Records contained in a dataset
........

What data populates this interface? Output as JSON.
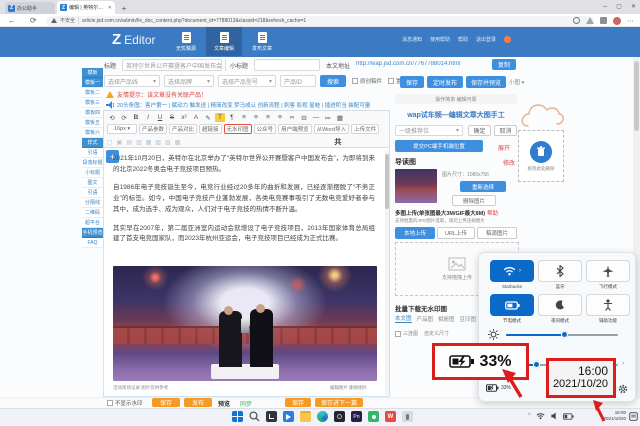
{
  "browser": {
    "tabs": [
      {
        "label": "办公助手"
      },
      {
        "label": "编辑 | 英特尔世界公开赛客户中…"
      }
    ],
    "tab_close": "✕",
    "new_tab": "+",
    "window_controls": {
      "min": "─",
      "max": "▢",
      "close": "✕"
    },
    "back": "←",
    "refresh": "⟳",
    "security": "不安全",
    "url": "article.jsd.com.cn/admin/fix_doc_content.php?document_id=7788013&classid=218&refresh_cache=1",
    "favicon": "Z",
    "more": "⋯"
  },
  "header": {
    "logo_z": "Z",
    "logo_text": "Editor",
    "nav": [
      {
        "label": "无忧稿源"
      },
      {
        "label": "文章编辑"
      },
      {
        "label": "发布文章"
      }
    ],
    "links": [
      {
        "label": "消息通知"
      },
      {
        "label": "使用帮助"
      },
      {
        "label": "帮助"
      },
      {
        "label": "退出登录"
      }
    ]
  },
  "sidebar": {
    "groups": [
      {
        "header": "模板",
        "items": [
          {
            "label": "模板一"
          },
          {
            "label": "模板二"
          },
          {
            "label": "模板三"
          },
          {
            "label": "模板四"
          },
          {
            "label": "模板五"
          },
          {
            "label": "模板六"
          }
        ]
      },
      {
        "header": "样式",
        "items": [
          {
            "label": "引语"
          },
          {
            "label": "段落标题"
          },
          {
            "label": "小标题"
          },
          {
            "label": "图文"
          },
          {
            "label": "引语"
          },
          {
            "label": "分隔线"
          },
          {
            "label": "二维码"
          },
          {
            "label": "超平台"
          }
        ]
      }
    ],
    "mobile_preview": "手机预览",
    "faq": "FAQ"
  },
  "form": {
    "title_label": "标题",
    "title_value": "英特尔世界公开赛暨客户中国发布会举行",
    "subtitle_label": "小标题",
    "url_label": "本文地址",
    "url_value": "http://wap.jsd.com.cn/7767788014.html",
    "copy": "复制",
    "selects": [
      {
        "label": "选择产品线"
      },
      {
        "label": "选择品牌"
      },
      {
        "label": "选择产品型号"
      }
    ],
    "product_id": "产品ID",
    "search": "搜索",
    "checkbox1": "原创稿件",
    "checkbox2": "置顶",
    "warning": "友情提示：该文章没有关联产品！",
    "ticker": "20头条图：客户第一 | 赋动力 触发送 | 精简改变 梦马成认 创新流程 | 刺客 影视 星蛙 | 插进阶当 装配可量",
    "caret": "▾"
  },
  "editor": {
    "toolbar_row1": [
      "⟲",
      "⟳",
      "B",
      "I",
      "U",
      "S",
      "x²",
      "A",
      "✎",
      "T",
      "¶",
      "≡",
      "≡",
      "≡",
      "≡",
      "∞",
      "⊟",
      "—",
      "≔",
      "▦"
    ],
    "toolbar_row2": [
      {
        "label": "16px ▾"
      },
      {
        "label": "产品参数"
      },
      {
        "label": "产品对比"
      },
      {
        "label": "超链接"
      },
      {
        "label": "无水印图"
      },
      {
        "label": "公众号"
      },
      {
        "label": "用户端预览"
      },
      {
        "label": "从Word导入"
      },
      {
        "label": "上传文件"
      }
    ],
    "toolbar_row3": [
      "▢",
      "▣",
      "▤",
      "▥",
      "▦",
      "▧",
      "▨",
      "▩",
      "共"
    ],
    "insert_plus": "+",
    "paragraphs": [
      "2021年10月20日，英特尔在北京举办了“英特尔世界公开赛暨客户中国发布会”，为即将到来的北京2022冬奥会电子竞技项目预热。",
      "自1986年电子竞技诞生至今，电竞行业经过20多年的曲折和发展，已经逐渐摆脱了“不务正业”的标签。如今，中国电子竞技产业蓬勃发展，各类电竞赛事吸引了无数电竞爱好者参与其中，成为选手、成为观众，人们对于电子竞技的热情不断升温。",
      "其实早在2007年，第二届亚洲室内运动会就增设了电子竞技项目，2013年国家体育总局组建了首支电竞国家队，而2023年杭州亚运会，电子竞技项目已经成为正式比赛。"
    ],
    "caption_left": "活动现场记录 图片仅供参考",
    "caption_right": "编辑图片 删除图片"
  },
  "right_panel": {
    "actions": [
      {
        "label": "保存"
      },
      {
        "label": "定时发布"
      },
      {
        "label": "保存并预览"
      }
    ],
    "small_link": "小图 ▾",
    "note": "操作简单 编辑可靠",
    "wap_title": "wap试车频—编辑文章大图手工",
    "recommend_select": "一级推荐位",
    "confirm": "确定",
    "cancel": "取消",
    "submit_btn": "提交PC端手机端位置",
    "expand": "展开",
    "lead_image_title": "导读图",
    "modify": "修改",
    "image_size": "图片尺寸：1080x756",
    "reselect": "重新选择",
    "delete_image": "删除图片",
    "upload_title": "多图上传(单张图最大3M/GIF最大8M)",
    "help": "帮助",
    "upload_note": "支持批量的JPG图片选取，请勿上传违规图片",
    "upload_tabs": [
      {
        "label": "本地上传"
      },
      {
        "label": "URL上传"
      },
      {
        "label": "稿源图片"
      }
    ],
    "dropzone": "支持拖拽上传",
    "batch_title": "批量下载无水印图",
    "batch_tabs": [
      {
        "label": "本文图"
      },
      {
        "label": "产品图"
      },
      {
        "label": "相册图"
      },
      {
        "label": "豆印图"
      }
    ],
    "batch_plus": "+",
    "batch_opt1": "三连图",
    "batch_opt2": "自定义尺寸"
  },
  "recycle": {
    "label": "拖到此处删除"
  },
  "footer": {
    "checkbox": "不显示水印",
    "save": "保存",
    "publish": "发布",
    "preview": "预览",
    "sync": "同步",
    "save2": "保存",
    "save_next": "保存进下一篇"
  },
  "quick_settings": {
    "tiles": [
      {
        "label": "Starbucks"
      },
      {
        "label": "蓝牙"
      },
      {
        "label": "飞行模式"
      },
      {
        "label": "节电模式"
      },
      {
        "label": "夜间模式"
      },
      {
        "label": "辅助功能"
      }
    ],
    "battery_label": "33%",
    "chevron": "›",
    "tile_chevron": "›",
    "caret": "^"
  },
  "callouts": {
    "battery": "33%",
    "time": "16:00",
    "date": "2021/10/20"
  },
  "taskbar": {
    "time": "16:00",
    "date": "2021/10/20"
  }
}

........

**GIVEN EXERCISE**
Give all the entries again exactly, dropping each picture.

**CORRECT OUTPUT**
What data populates this interface? Output as JSON.
{
  "browser": {
    "tabs": [
      {
        "label": "办公助手"
      },
      {
        "label": "编辑 | 英特尔世界公开赛客户中…"
      }
    ],
    "tab_close": "✕",
    "new_tab": "+",
    "window_controls": {
      "min": "─",
      "max": "▢",
      "close": "✕"
    },
    "back": "←",
    "refresh": "⟳",
    "security": "不安全",
    "url": "article.jsd.com.cn/admin/fix_doc_content.php?document_id=7788013&classid=218&refresh_cache=1",
    "favicon": "Z",
    "more": "⋯"
  },
  "header": {
    "logo_z": "Z",
    "logo_text": "Editor",
    "nav": [
      {
        "label": "无忧稿源"
      },
      {
        "label": "文章编辑"
      },
      {
        "label": "发布文章"
      }
    ],
    "links": [
      {
        "label": "消息通知"
      },
      {
        "label": "使用帮助"
      },
      {
        "label": "帮助"
      },
      {
        "label": "退出登录"
      }
    ]
  },
  "sidebar": {
    "groups": [
      {
        "header": "模板",
        "items": [
          {
            "label": "模板一"
          },
          {
            "label": "模板二"
          },
          {
            "label": "模板三"
          },
          {
            "label": "模板四"
          },
          {
            "label": "模板五"
          },
          {
            "label": "模板六"
          }
        ]
      },
      {
        "header": "样式",
        "items": [
          {
            "label": "引语"
          },
          {
            "label": "段落标题"
          },
          {
            "label": "小标题"
          },
          {
            "label": "图文"
          },
          {
            "label": "引语"
          },
          {
            "label": "分隔线"
          },
          {
            "label": "二维码"
          },
          {
            "label": "超平台"
          }
        ]
      }
    ],
    "mobile_preview": "手机预览",
    "faq": "FAQ"
  },
  "form": {
    "title_label": "标题",
    "title_value": "英特尔世界公开赛暨客户中国发布会举行",
    "subtitle_label": "小标题",
    "url_label": "本文地址",
    "url_value": "http://wap.jsd.com.cn/7767788014.html",
    "copy": "复制",
    "selects": [
      {
        "label": "选择产品线"
      },
      {
        "label": "选择品牌"
      },
      {
        "label": "选择产品型号"
      }
    ],
    "product_id": "产品ID",
    "search": "搜索",
    "checkbox1": "原创稿件",
    "checkbox2": "置顶",
    "warning": "友情提示：该文章没有关联产品！",
    "ticker": "20头条图：客户第一 | 赋动力 触发送 | 精简改变 梦马成认 创新流程 | 刺客 影视 星蛙 | 插进阶当 装配可量",
    "caret": "▾"
  },
  "editor": {
    "toolbar_row1": [
      "⟲",
      "⟳",
      "B",
      "I",
      "U",
      "S",
      "x²",
      "A",
      "✎",
      "T",
      "¶",
      "≡",
      "≡",
      "≡",
      "≡",
      "∞",
      "⊟",
      "—",
      "≔",
      "▦"
    ],
    "toolbar_row2": [
      {
        "label": "16px ▾"
      },
      {
        "label": "产品参数"
      },
      {
        "label": "产品对比"
      },
      {
        "label": "超链接"
      },
      {
        "label": "无水印图"
      },
      {
        "label": "公众号"
      },
      {
        "label": "用户端预览"
      },
      {
        "label": "从Word导入"
      },
      {
        "label": "上传文件"
      }
    ],
    "toolbar_row3": [
      "▢",
      "▣",
      "▤",
      "▥",
      "▦",
      "▧",
      "▨",
      "▩",
      "共"
    ],
    "insert_plus": "+",
    "paragraphs": [
      "2021年10月20日，英特尔在北京举办了“英特尔世界公开赛暨客户中国发布会”，为即将到来的北京2022冬奥会电子竞技项目预热。",
      "自1986年电子竞技诞生至今，电竞行业经过20多年的曲折和发展，已经逐渐摆脱了“不务正业”的标签。如今，中国电子竞技产业蓬勃发展，各类电竞赛事吸引了无数电竞爱好者参与其中，成为选手、成为观众，人们对于电子竞技的热情不断升温。",
      "其实早在2007年，第二届亚洲室内运动会就增设了电子竞技项目，2013年国家体育总局组建了首支电竞国家队，而2023年杭州亚运会，电子竞技项目已经成为正式比赛。"
    ],
    "caption_left": "活动现场记录 图片仅供参考",
    "caption_right": "编辑图片 删除图片"
  },
  "right_panel": {
    "actions": [
      {
        "label": "保存"
      },
      {
        "label": "定时发布"
      },
      {
        "label": "保存并预览"
      }
    ],
    "small_link": "小图 ▾",
    "note": "操作简单 编辑可靠",
    "wap_title": "wap试车频—编辑文章大图手工",
    "recommend_select": "一级推荐位",
    "confirm": "确定",
    "cancel": "取消",
    "submit_btn": "提交PC端手机端位置",
    "expand": "展开",
    "lead_image_title": "导读图",
    "modify": "修改",
    "image_size": "图片尺寸：1080x756",
    "reselect": "重新选择",
    "delete_image": "删除图片",
    "upload_title": "多图上传(单张图最大3M/GIF最大8M)",
    "help": "帮助",
    "upload_note": "支持批量的JPG图片选取，请勿上传违规图片",
    "upload_tabs": [
      {
        "label": "本地上传"
      },
      {
        "label": "URL上传"
      },
      {
        "label": "稿源图片"
      }
    ],
    "dropzone": "支持拖拽上传",
    "batch_title": "批量下载无水印图",
    "batch_tabs": [
      {
        "label": "本文图"
      },
      {
        "label": "产品图"
      },
      {
        "label": "相册图"
      },
      {
        "label": "豆印图"
      }
    ],
    "batch_plus": "+",
    "batch_opt1": "三连图",
    "batch_opt2": "自定义尺寸"
  },
  "recycle": {
    "label": "拖到此处删除"
  },
  "footer": {
    "checkbox": "不显示水印",
    "save": "保存",
    "publish": "发布",
    "preview": "预览",
    "sync": "同步",
    "save2": "保存",
    "save_next": "保存进下一篇"
  },
  "quick_settings": {
    "tiles": [
      {
        "label": "Starbucks"
      },
      {
        "label": "蓝牙"
      },
      {
        "label": "飞行模式"
      },
      {
        "label": "节电模式"
      },
      {
        "label": "夜间模式"
      },
      {
        "label": "辅助功能"
      }
    ],
    "battery_label": "33%",
    "chevron": "›",
    "tile_chevron": "›",
    "caret": "^"
  },
  "callouts": {
    "battery": "33%",
    "time": "16:00",
    "date": "2021/10/20"
  },
  "taskbar": {
    "time": "16:00",
    "date": "2021/10/20"
  }
}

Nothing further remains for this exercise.